*INSTRUCTIONS FOR THE TASK:* Copy out, word for word, the rows between the line containing "filter-type-icon[interactable]: ⁂ bbox=[353, 399, 368, 417]" and the line containing "help-icon[interactable]: ? bbox=[1023, 264, 1043, 284]", both included.

===== DATA EXTRACT =====

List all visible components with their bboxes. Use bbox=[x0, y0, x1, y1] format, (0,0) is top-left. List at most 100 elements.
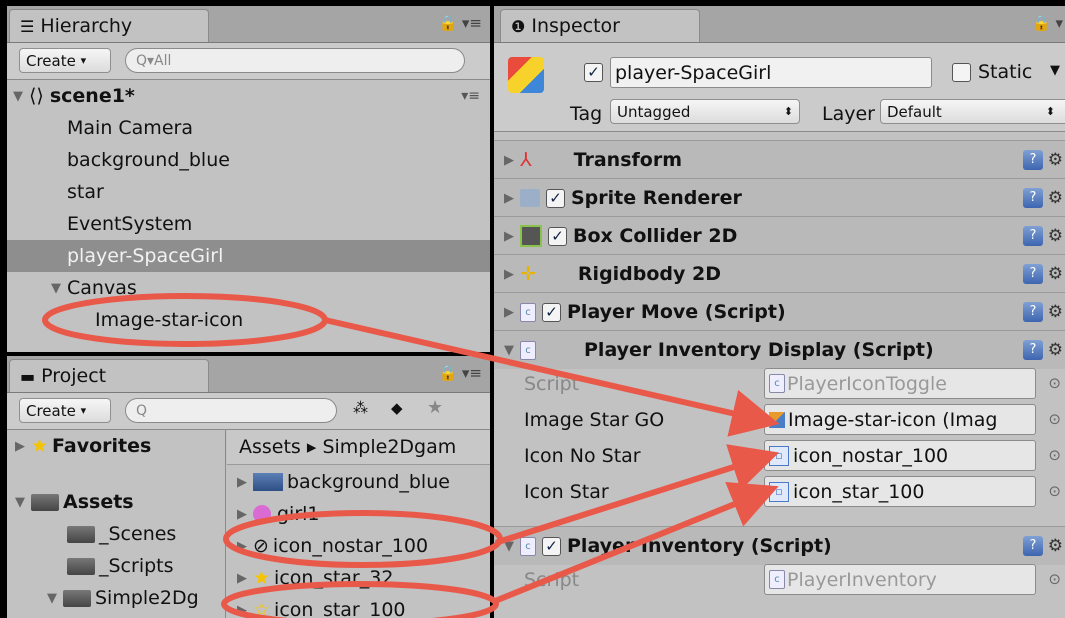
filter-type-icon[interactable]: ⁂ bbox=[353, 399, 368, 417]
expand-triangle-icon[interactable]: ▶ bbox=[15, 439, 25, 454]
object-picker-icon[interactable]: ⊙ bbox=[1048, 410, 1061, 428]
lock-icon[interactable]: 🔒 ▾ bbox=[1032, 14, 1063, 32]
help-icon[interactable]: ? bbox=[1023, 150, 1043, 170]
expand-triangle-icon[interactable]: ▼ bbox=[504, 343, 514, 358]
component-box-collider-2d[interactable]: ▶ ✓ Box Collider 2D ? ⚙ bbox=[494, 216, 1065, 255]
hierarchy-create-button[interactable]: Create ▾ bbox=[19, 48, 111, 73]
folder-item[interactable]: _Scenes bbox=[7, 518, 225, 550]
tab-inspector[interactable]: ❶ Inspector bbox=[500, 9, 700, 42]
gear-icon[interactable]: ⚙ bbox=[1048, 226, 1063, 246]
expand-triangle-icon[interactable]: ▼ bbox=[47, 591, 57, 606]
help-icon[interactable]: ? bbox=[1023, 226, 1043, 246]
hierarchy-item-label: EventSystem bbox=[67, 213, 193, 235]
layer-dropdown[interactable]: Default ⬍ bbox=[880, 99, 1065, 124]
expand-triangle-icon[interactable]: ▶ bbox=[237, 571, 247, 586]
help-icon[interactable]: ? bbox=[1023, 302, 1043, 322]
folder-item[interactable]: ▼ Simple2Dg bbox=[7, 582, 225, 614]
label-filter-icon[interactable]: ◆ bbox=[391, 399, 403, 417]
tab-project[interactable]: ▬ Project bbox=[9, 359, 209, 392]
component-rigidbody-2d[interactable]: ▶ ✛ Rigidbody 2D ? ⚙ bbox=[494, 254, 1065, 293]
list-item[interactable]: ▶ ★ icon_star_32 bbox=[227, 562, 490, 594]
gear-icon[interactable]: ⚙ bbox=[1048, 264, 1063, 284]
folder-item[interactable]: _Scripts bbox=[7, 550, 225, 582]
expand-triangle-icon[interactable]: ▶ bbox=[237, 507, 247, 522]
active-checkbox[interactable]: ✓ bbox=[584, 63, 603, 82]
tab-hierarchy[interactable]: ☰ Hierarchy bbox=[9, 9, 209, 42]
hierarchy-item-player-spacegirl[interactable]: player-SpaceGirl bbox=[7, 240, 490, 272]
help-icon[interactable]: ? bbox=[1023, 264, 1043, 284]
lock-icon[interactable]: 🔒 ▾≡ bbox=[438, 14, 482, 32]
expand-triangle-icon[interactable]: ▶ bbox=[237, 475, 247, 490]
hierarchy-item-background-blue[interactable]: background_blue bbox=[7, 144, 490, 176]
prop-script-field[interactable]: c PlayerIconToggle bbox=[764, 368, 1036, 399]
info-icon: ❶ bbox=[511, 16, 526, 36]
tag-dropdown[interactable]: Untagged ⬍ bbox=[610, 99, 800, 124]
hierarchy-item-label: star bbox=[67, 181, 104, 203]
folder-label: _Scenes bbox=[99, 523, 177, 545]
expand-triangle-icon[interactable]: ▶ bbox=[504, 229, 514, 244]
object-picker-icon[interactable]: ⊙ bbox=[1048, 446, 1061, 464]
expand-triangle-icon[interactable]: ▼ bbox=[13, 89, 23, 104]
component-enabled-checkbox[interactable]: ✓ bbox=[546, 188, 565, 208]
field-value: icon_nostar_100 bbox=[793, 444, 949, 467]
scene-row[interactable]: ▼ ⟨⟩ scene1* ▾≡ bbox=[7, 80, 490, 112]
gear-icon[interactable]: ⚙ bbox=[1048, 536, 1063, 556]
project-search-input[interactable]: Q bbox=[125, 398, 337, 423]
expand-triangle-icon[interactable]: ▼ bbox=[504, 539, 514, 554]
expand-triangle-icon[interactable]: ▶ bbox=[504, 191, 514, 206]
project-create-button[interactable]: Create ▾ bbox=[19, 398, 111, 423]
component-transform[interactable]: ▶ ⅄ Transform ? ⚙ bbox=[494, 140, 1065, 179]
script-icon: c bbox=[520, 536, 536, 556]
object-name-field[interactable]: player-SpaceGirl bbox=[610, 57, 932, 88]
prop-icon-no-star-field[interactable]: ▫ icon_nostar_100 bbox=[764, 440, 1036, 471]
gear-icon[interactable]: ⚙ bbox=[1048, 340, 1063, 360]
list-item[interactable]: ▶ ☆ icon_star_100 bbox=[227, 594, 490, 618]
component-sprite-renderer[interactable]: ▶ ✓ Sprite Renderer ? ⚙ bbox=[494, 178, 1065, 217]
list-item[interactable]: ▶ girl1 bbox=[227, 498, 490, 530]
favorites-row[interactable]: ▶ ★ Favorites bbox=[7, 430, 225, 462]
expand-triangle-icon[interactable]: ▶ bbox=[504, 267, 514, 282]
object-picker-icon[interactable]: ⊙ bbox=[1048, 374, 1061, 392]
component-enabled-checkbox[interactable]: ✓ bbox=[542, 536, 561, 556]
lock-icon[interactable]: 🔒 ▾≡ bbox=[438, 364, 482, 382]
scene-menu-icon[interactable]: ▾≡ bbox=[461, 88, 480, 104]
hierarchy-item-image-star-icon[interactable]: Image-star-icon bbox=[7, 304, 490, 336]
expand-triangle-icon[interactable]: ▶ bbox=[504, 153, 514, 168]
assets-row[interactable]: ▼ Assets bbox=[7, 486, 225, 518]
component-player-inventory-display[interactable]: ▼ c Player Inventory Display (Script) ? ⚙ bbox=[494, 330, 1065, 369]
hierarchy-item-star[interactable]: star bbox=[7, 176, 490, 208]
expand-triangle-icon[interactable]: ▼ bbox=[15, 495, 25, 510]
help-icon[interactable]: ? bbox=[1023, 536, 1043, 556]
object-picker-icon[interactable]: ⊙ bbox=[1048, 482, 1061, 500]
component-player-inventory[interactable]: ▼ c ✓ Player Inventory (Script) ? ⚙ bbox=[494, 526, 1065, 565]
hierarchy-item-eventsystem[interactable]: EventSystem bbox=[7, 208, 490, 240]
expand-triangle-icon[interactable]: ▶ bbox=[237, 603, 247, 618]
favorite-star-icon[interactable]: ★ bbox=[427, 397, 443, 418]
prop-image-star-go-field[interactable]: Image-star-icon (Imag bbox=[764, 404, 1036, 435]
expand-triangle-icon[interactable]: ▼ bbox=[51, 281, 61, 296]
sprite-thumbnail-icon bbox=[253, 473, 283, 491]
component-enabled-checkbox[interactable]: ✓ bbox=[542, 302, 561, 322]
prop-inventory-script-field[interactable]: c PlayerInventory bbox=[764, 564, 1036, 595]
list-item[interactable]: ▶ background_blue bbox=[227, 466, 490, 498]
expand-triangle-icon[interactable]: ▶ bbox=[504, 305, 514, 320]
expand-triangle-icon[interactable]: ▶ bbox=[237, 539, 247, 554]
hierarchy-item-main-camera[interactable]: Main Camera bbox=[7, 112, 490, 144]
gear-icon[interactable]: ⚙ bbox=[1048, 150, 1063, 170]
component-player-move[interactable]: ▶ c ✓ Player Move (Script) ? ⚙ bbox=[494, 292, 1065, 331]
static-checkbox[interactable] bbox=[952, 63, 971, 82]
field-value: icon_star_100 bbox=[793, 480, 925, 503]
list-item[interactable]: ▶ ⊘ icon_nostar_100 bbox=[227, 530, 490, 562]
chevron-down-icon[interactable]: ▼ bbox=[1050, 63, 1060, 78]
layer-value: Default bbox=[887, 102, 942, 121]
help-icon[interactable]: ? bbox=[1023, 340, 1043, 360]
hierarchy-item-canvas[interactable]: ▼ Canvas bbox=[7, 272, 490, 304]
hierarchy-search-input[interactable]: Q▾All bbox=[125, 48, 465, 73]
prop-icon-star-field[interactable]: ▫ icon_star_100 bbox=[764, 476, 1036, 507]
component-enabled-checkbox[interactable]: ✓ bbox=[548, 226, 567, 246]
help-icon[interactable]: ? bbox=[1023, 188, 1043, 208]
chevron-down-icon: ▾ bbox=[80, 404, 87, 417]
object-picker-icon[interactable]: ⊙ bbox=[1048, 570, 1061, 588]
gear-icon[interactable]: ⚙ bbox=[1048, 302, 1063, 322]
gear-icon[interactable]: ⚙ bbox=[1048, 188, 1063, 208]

=====
===== DATA EXTRACT =====

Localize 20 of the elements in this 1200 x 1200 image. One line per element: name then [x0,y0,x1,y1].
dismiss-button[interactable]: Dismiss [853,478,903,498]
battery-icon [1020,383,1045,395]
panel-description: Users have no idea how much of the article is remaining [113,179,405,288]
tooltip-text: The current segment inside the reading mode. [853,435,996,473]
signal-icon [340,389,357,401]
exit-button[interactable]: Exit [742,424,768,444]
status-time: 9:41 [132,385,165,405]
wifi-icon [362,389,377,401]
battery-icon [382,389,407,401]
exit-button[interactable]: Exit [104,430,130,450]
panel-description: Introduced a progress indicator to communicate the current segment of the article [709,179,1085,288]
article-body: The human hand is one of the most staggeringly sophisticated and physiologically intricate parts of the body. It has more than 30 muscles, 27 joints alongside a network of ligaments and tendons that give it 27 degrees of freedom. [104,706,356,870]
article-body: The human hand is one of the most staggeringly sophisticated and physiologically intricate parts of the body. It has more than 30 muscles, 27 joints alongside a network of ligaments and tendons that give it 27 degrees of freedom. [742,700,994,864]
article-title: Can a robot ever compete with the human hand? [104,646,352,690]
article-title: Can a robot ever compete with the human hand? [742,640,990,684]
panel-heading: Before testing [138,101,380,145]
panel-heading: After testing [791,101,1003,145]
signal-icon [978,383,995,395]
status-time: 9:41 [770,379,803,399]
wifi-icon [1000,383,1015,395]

=====

*RESPONSE FOR THIS EXERCISE:*
filter-type-icon[interactable]: ⁂ bbox=[353, 399, 368, 417]
expand-triangle-icon[interactable]: ▶ bbox=[15, 439, 25, 454]
object-picker-icon[interactable]: ⊙ bbox=[1048, 410, 1061, 428]
lock-icon[interactable]: 🔒 ▾ bbox=[1032, 14, 1063, 32]
help-icon[interactable]: ? bbox=[1023, 150, 1043, 170]
expand-triangle-icon[interactable]: ▼ bbox=[504, 343, 514, 358]
component-box-collider-2d[interactable]: ▶ ✓ Box Collider 2D ? ⚙ bbox=[494, 216, 1065, 255]
hierarchy-create-button[interactable]: Create ▾ bbox=[19, 48, 111, 73]
folder-item[interactable]: _Scenes bbox=[7, 518, 225, 550]
tab-inspector[interactable]: ❶ Inspector bbox=[500, 9, 700, 42]
gear-icon[interactable]: ⚙ bbox=[1048, 226, 1063, 246]
expand-triangle-icon[interactable]: ▼ bbox=[47, 591, 57, 606]
help-icon[interactable]: ? bbox=[1023, 226, 1043, 246]
hierarchy-item-label: EventSystem bbox=[67, 213, 193, 235]
layer-dropdown[interactable]: Default ⬍ bbox=[880, 99, 1065, 124]
expand-triangle-icon[interactable]: ▶ bbox=[237, 571, 247, 586]
help-icon[interactable]: ? bbox=[1023, 302, 1043, 322]
folder-item[interactable]: ▼ Simple2Dg bbox=[7, 582, 225, 614]
label-filter-icon[interactable]: ◆ bbox=[391, 399, 403, 417]
tab-project[interactable]: ▬ Project bbox=[9, 359, 209, 392]
component-rigidbody-2d[interactable]: ▶ ✛ Rigidbody 2D ? ⚙ bbox=[494, 254, 1065, 293]
list-item[interactable]: ▶ ★ icon_star_32 bbox=[227, 562, 490, 594]
gear-icon[interactable]: ⚙ bbox=[1048, 264, 1063, 284]
folder-item[interactable]: _Scripts bbox=[7, 550, 225, 582]
expand-triangle-icon[interactable]: ▶ bbox=[237, 507, 247, 522]
active-checkbox[interactable]: ✓ bbox=[584, 63, 603, 82]
tab-hierarchy[interactable]: ☰ Hierarchy bbox=[9, 9, 209, 42]
hierarchy-item-player-spacegirl[interactable]: player-SpaceGirl bbox=[7, 240, 490, 272]
help-icon[interactable]: ? bbox=[1023, 264, 1043, 284]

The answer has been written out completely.